> _Exercise task_: Tally how many lines hold the string "SpringBoot". Your reply should be that number alone.
= = = = = = =
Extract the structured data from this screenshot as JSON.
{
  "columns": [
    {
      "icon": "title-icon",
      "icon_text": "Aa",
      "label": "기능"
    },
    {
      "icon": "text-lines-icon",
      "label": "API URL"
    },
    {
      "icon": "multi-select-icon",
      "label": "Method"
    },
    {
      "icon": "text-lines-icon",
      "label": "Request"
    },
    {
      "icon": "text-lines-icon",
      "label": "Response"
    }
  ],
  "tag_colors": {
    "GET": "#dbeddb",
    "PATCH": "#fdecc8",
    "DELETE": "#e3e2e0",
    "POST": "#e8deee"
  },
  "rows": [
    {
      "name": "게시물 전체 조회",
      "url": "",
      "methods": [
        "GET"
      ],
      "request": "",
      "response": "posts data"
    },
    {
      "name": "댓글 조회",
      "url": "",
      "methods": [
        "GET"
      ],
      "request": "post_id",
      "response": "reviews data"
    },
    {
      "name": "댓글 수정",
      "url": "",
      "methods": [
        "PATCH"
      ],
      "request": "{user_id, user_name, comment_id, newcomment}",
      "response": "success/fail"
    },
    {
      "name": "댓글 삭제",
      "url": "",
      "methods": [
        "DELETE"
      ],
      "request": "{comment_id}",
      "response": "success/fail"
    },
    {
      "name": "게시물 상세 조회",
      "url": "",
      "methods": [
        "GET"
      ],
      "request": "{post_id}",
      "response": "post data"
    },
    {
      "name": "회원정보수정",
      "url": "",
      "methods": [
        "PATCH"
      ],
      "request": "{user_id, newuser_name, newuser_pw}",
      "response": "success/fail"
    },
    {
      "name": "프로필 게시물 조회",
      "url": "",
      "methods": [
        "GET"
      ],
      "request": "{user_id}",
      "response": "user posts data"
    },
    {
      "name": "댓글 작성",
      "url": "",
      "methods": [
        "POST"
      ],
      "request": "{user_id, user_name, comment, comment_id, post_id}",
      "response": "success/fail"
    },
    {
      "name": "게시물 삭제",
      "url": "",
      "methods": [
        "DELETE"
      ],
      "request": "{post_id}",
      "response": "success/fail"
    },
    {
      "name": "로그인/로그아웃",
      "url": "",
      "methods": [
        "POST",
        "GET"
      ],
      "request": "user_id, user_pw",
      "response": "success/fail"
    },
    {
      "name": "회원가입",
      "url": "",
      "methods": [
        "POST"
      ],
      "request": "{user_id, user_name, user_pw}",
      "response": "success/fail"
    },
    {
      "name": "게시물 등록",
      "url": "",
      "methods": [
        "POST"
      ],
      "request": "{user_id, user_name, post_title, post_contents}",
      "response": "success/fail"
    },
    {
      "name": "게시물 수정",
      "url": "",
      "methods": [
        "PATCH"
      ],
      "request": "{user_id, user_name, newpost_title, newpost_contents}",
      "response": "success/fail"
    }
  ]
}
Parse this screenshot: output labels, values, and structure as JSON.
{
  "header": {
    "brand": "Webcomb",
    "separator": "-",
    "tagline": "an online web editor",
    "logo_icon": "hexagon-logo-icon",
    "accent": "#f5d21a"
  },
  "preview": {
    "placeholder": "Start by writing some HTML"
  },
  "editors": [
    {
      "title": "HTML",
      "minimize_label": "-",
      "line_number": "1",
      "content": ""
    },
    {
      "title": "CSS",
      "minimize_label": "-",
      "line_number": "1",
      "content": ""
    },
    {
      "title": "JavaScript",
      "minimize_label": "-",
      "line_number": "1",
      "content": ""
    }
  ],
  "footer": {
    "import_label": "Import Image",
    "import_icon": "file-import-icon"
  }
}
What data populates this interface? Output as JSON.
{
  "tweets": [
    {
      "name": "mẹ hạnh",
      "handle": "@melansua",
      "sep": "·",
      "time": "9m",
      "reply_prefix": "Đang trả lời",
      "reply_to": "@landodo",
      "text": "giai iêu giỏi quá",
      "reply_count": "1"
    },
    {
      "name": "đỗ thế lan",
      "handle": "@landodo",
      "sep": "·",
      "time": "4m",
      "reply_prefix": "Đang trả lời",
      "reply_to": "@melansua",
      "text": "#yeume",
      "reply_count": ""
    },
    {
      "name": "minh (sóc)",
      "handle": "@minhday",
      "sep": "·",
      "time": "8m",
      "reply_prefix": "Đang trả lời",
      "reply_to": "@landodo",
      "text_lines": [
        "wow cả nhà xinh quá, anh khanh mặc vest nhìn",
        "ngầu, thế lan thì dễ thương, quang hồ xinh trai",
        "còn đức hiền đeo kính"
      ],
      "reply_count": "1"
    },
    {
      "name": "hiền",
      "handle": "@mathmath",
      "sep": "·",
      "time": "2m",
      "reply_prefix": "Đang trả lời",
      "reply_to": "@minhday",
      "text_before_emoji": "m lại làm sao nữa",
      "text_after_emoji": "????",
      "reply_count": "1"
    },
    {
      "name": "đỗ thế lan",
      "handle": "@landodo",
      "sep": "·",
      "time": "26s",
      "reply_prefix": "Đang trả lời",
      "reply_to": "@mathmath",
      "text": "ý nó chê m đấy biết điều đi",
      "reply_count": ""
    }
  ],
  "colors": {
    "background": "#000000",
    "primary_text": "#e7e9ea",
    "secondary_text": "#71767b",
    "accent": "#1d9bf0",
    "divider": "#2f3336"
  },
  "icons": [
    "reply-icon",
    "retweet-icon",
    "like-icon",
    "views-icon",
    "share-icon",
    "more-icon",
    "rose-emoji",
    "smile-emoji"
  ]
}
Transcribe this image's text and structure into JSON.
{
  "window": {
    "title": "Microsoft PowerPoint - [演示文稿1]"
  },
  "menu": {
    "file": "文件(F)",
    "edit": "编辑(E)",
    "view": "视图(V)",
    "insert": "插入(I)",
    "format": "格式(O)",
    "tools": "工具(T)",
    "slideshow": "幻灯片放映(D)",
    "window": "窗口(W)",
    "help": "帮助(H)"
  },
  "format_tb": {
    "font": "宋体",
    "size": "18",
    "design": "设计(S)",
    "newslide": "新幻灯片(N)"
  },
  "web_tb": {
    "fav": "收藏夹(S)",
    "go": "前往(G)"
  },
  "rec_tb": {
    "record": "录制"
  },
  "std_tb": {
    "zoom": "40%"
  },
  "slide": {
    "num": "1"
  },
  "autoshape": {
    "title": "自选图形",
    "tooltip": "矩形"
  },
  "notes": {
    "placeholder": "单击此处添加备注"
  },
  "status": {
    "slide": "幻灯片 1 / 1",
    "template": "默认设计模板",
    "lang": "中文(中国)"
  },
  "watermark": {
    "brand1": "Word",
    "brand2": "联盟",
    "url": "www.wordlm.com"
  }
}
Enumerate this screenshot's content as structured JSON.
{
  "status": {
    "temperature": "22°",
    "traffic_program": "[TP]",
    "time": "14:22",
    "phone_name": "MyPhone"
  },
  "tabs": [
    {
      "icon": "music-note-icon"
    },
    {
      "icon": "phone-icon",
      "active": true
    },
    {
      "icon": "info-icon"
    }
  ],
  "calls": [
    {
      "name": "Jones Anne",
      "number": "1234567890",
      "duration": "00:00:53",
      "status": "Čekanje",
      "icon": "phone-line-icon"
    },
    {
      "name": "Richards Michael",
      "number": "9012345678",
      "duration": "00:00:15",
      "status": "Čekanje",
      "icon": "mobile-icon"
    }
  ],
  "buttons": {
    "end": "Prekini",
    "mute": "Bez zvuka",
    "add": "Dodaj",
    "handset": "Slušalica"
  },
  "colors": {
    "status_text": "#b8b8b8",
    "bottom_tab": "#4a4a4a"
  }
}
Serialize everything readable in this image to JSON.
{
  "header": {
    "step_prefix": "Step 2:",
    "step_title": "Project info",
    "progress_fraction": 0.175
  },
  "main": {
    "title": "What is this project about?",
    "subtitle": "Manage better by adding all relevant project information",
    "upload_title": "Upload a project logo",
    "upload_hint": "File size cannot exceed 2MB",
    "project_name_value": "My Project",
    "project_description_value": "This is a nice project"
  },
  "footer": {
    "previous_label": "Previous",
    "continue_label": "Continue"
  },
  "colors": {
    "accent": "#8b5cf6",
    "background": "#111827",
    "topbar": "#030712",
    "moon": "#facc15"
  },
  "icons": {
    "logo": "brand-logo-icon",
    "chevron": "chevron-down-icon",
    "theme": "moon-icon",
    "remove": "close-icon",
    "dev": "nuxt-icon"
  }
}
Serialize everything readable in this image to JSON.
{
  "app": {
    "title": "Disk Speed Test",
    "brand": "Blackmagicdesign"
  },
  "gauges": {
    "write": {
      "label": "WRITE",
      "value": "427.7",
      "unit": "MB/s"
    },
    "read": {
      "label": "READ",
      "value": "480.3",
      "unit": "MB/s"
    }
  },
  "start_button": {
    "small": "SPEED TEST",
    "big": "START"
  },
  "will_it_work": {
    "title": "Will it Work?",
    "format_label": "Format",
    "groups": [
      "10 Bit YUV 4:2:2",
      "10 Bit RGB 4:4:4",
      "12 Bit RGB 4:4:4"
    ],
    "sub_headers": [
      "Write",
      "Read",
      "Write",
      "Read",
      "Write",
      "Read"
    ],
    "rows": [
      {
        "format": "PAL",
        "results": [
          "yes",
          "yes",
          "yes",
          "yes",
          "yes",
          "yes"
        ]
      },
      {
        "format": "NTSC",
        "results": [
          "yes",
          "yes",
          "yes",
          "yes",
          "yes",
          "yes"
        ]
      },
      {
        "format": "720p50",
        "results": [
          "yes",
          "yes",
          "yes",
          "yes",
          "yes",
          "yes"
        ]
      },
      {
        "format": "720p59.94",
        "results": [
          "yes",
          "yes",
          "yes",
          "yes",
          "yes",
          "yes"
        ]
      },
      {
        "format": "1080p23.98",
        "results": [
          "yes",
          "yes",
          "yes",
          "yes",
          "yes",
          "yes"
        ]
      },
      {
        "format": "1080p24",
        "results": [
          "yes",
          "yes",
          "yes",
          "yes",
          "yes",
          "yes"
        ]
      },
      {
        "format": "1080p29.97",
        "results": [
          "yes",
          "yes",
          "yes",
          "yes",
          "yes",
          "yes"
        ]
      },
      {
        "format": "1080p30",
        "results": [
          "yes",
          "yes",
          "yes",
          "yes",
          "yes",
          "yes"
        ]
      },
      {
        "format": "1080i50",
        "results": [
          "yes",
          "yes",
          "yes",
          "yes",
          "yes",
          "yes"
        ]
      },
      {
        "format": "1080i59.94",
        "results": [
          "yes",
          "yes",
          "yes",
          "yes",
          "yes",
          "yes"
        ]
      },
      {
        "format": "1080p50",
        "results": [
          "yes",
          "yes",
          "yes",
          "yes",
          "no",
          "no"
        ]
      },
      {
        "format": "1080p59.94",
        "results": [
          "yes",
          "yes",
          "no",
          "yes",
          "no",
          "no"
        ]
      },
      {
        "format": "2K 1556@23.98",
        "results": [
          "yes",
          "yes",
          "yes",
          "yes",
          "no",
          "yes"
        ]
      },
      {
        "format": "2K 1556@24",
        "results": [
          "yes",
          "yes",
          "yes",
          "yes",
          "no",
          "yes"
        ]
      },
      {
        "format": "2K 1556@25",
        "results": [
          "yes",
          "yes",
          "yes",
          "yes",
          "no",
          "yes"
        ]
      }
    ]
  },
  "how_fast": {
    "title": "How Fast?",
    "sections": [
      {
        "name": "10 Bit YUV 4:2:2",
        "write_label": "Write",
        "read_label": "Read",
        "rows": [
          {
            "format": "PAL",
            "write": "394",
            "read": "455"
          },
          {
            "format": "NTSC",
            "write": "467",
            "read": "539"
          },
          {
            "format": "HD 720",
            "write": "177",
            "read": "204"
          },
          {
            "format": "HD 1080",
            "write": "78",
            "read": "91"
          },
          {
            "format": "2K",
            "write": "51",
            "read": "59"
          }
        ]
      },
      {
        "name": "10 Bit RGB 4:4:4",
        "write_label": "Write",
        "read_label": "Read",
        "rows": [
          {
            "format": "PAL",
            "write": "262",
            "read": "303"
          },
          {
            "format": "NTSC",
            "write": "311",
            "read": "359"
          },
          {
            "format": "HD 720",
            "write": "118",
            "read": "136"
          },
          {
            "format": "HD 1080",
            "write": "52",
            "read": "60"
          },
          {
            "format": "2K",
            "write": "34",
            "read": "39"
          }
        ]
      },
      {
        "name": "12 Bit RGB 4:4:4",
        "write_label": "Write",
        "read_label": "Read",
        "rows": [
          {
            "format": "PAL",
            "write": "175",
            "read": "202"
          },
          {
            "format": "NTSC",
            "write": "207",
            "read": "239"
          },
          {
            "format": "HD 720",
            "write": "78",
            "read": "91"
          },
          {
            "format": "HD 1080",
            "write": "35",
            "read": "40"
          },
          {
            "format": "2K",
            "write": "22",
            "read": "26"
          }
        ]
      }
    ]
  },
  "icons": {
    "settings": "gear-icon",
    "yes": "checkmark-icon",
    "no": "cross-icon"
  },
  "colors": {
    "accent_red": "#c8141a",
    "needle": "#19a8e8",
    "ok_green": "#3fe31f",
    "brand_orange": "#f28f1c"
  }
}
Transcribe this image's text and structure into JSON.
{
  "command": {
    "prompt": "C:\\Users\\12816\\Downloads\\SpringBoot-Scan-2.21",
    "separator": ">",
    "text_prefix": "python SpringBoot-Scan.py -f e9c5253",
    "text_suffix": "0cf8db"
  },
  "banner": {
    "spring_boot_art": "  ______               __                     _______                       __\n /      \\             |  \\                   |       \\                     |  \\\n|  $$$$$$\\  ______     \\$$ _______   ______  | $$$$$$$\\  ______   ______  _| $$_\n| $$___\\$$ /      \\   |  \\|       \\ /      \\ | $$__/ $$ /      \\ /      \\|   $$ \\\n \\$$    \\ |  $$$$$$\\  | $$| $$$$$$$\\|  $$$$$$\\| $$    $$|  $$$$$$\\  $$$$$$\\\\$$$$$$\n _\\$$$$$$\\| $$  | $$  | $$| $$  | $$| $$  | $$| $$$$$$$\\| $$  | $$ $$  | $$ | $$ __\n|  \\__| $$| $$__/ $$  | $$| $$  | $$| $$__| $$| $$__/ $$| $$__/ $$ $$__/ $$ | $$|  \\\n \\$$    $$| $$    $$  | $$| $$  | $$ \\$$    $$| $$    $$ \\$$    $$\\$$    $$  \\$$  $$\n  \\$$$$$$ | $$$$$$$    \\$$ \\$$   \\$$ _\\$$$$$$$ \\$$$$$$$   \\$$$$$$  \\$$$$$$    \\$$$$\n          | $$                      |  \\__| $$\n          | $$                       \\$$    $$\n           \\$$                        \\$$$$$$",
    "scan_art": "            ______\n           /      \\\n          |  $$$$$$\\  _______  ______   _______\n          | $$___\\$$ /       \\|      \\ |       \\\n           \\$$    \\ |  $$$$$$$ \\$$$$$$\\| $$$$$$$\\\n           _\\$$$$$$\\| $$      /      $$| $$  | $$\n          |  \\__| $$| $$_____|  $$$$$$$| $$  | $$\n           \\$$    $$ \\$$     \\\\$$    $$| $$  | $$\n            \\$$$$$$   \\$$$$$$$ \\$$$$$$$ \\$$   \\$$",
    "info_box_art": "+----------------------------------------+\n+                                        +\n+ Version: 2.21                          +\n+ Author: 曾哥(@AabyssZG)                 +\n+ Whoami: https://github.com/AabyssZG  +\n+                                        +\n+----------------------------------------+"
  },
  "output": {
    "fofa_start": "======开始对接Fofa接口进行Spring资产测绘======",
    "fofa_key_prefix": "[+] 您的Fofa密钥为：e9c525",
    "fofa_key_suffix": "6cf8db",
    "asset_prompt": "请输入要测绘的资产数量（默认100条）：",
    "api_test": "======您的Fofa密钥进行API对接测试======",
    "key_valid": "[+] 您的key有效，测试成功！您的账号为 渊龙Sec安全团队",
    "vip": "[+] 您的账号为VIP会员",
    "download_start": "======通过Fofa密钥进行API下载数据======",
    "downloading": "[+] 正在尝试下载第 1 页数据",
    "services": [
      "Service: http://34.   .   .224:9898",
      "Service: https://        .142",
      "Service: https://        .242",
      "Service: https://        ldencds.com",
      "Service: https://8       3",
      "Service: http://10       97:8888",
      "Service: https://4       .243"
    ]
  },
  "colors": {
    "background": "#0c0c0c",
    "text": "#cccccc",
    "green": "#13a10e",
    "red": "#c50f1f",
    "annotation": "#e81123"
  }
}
= = = = = = =
> _Result of this exercise_: 2